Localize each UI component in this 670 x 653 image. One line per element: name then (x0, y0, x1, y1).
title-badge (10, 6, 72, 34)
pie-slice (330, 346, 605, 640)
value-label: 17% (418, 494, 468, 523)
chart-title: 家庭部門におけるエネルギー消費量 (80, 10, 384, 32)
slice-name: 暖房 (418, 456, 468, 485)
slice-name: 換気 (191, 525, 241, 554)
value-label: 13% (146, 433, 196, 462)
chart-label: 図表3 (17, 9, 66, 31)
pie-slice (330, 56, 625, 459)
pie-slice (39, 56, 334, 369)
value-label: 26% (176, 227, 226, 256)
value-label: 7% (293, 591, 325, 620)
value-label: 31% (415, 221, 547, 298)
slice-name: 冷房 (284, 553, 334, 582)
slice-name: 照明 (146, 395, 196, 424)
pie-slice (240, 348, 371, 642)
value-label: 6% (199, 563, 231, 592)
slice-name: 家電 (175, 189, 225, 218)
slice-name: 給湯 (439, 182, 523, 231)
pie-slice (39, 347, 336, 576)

— What you are asked to do —
Reproduce the records above verbatim, everything from the first line down to the line containing "value-label: 7% (293, 591, 325, 620)", with both ends included.

— Exercise response —
Localize each UI component in this 670 x 653 image. One line per element: name then (x0, y0, x1, y1).
title-badge (10, 6, 72, 34)
pie-slice (330, 346, 605, 640)
value-label: 17% (418, 494, 468, 523)
chart-title: 家庭部門におけるエネルギー消費量 (80, 10, 384, 32)
slice-name: 暖房 (418, 456, 468, 485)
slice-name: 換気 (191, 525, 241, 554)
value-label: 13% (146, 433, 196, 462)
chart-label: 図表3 (17, 9, 66, 31)
pie-slice (330, 56, 625, 459)
pie-slice (39, 56, 334, 369)
value-label: 26% (176, 227, 226, 256)
value-label: 7% (293, 591, 325, 620)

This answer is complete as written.